**Written exercise:**
Keep only the lines that hold the string "Consumer", filtering out the rest of the entries below.

— Begin Provided records —

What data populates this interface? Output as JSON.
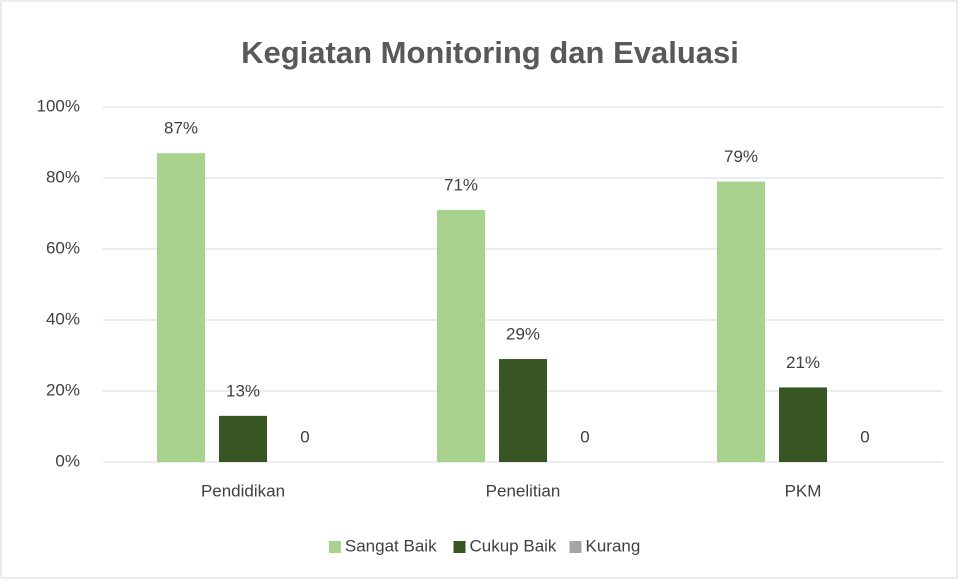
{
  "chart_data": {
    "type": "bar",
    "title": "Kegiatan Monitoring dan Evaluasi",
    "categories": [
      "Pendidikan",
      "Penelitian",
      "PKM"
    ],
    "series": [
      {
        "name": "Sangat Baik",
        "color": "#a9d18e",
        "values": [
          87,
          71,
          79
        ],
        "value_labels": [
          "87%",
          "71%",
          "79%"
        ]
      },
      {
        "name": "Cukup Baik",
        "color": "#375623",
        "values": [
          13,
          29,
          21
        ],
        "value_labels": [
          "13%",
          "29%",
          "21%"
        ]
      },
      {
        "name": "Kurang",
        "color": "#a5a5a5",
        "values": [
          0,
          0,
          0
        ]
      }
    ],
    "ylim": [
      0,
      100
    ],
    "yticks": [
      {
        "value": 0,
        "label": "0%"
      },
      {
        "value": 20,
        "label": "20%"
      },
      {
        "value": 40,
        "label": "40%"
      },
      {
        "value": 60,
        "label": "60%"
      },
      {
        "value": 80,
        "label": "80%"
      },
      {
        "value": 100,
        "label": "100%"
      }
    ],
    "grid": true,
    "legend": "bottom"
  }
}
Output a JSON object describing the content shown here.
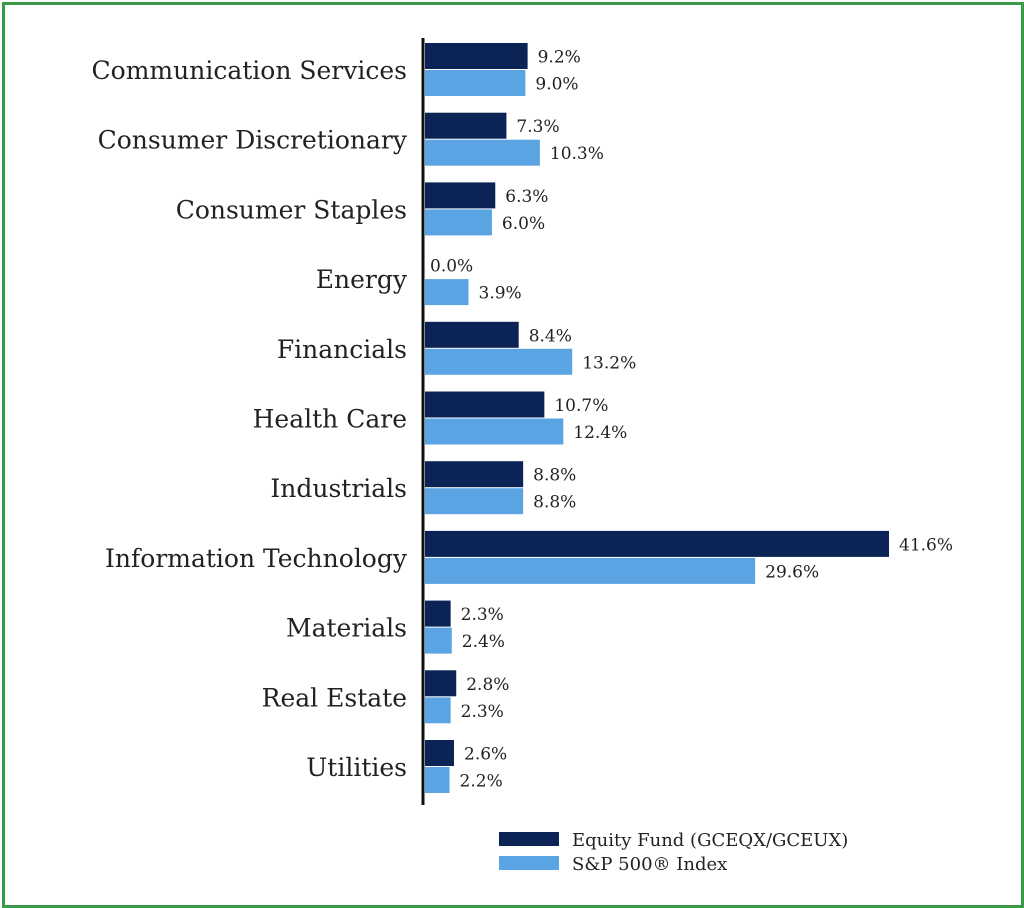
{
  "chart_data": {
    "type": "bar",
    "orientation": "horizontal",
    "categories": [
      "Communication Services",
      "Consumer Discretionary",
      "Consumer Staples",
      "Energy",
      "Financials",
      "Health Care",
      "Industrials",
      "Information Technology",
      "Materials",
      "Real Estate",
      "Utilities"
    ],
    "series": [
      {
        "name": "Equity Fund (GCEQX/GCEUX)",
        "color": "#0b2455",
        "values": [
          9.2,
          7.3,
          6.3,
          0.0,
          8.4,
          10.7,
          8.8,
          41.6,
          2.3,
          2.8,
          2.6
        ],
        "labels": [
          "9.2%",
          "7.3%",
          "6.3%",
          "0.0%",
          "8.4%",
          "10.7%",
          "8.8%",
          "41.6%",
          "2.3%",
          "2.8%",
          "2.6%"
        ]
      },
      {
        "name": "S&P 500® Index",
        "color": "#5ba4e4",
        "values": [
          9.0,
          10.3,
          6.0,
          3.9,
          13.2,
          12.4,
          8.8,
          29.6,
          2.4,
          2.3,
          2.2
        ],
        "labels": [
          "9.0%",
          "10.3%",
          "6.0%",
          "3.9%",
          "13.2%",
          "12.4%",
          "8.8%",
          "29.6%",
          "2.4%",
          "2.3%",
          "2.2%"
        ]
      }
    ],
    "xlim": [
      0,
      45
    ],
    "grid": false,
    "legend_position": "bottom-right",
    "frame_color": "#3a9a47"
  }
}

— End Provided records —
— Begin Provided records —

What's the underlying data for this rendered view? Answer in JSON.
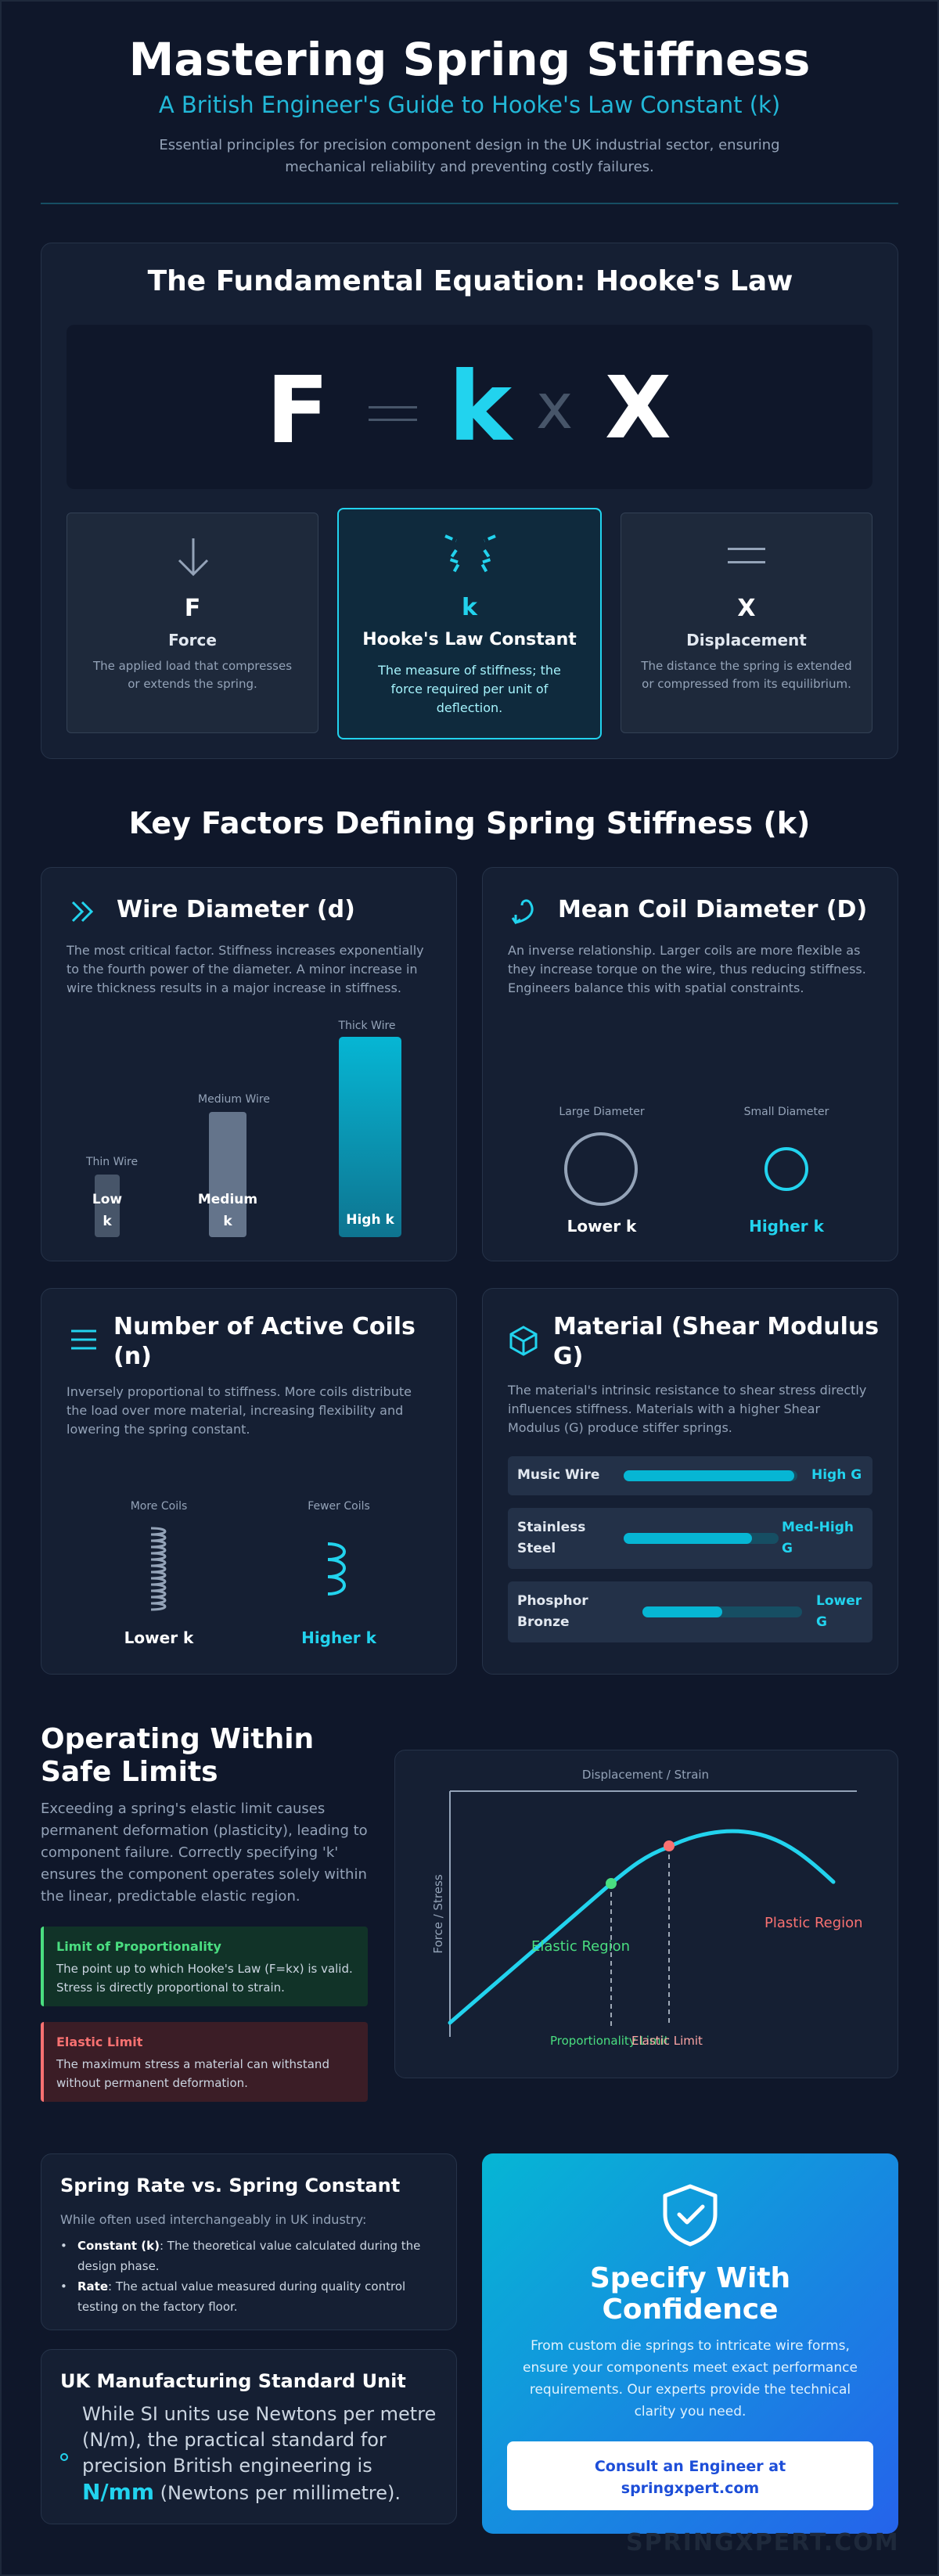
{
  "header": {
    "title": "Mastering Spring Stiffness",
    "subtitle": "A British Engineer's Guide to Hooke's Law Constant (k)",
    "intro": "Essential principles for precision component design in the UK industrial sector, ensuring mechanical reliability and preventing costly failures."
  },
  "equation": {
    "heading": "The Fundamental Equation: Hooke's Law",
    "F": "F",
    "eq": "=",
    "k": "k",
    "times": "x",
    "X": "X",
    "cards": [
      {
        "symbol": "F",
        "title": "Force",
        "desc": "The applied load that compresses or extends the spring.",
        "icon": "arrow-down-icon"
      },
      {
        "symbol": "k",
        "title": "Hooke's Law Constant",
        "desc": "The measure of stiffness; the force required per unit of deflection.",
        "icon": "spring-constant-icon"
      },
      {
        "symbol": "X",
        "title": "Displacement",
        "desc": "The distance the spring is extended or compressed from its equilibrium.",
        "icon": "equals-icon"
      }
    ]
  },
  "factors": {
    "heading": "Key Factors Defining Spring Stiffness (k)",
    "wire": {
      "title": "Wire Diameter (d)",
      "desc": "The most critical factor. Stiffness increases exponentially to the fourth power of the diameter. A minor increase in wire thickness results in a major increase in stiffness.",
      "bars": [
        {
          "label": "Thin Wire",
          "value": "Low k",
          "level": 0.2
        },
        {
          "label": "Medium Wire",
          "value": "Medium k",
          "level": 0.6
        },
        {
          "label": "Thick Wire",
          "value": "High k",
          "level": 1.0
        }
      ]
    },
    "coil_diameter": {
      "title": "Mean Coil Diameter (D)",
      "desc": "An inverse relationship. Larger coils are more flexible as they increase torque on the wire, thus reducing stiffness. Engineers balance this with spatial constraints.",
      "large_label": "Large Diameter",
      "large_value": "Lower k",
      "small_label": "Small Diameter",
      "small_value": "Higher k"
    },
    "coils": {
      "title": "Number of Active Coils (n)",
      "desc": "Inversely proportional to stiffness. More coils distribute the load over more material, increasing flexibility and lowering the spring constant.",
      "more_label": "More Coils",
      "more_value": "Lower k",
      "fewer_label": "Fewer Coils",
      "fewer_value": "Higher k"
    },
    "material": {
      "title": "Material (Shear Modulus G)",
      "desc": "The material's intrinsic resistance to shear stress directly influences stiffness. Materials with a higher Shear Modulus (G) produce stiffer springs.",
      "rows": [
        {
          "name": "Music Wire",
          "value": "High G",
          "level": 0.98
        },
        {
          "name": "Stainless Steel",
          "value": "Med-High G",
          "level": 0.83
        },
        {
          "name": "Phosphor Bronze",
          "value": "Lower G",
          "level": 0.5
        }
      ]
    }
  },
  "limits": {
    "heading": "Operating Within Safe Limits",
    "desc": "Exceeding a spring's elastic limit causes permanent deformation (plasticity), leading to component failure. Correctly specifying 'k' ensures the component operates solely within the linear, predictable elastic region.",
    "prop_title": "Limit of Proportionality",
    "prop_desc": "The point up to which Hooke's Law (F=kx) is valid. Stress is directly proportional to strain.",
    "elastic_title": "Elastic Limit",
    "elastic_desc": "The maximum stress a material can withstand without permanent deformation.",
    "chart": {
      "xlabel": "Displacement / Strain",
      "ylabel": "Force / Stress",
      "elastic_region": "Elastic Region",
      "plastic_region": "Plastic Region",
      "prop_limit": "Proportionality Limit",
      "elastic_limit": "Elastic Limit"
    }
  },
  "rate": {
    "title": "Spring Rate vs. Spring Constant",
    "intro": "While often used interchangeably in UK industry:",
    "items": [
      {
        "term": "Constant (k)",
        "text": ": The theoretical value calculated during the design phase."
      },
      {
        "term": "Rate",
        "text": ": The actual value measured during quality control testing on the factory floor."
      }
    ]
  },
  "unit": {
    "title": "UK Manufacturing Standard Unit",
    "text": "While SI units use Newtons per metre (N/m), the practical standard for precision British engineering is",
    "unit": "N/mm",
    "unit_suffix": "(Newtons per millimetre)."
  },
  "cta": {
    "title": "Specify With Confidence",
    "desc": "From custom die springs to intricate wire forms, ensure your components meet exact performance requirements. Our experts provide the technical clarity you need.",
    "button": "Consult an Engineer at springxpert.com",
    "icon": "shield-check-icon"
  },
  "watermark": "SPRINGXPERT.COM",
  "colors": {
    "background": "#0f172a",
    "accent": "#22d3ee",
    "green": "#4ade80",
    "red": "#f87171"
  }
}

— End Provided records —

**Final result:**
      "Consumer Discretionary",
      "Consumer Staples",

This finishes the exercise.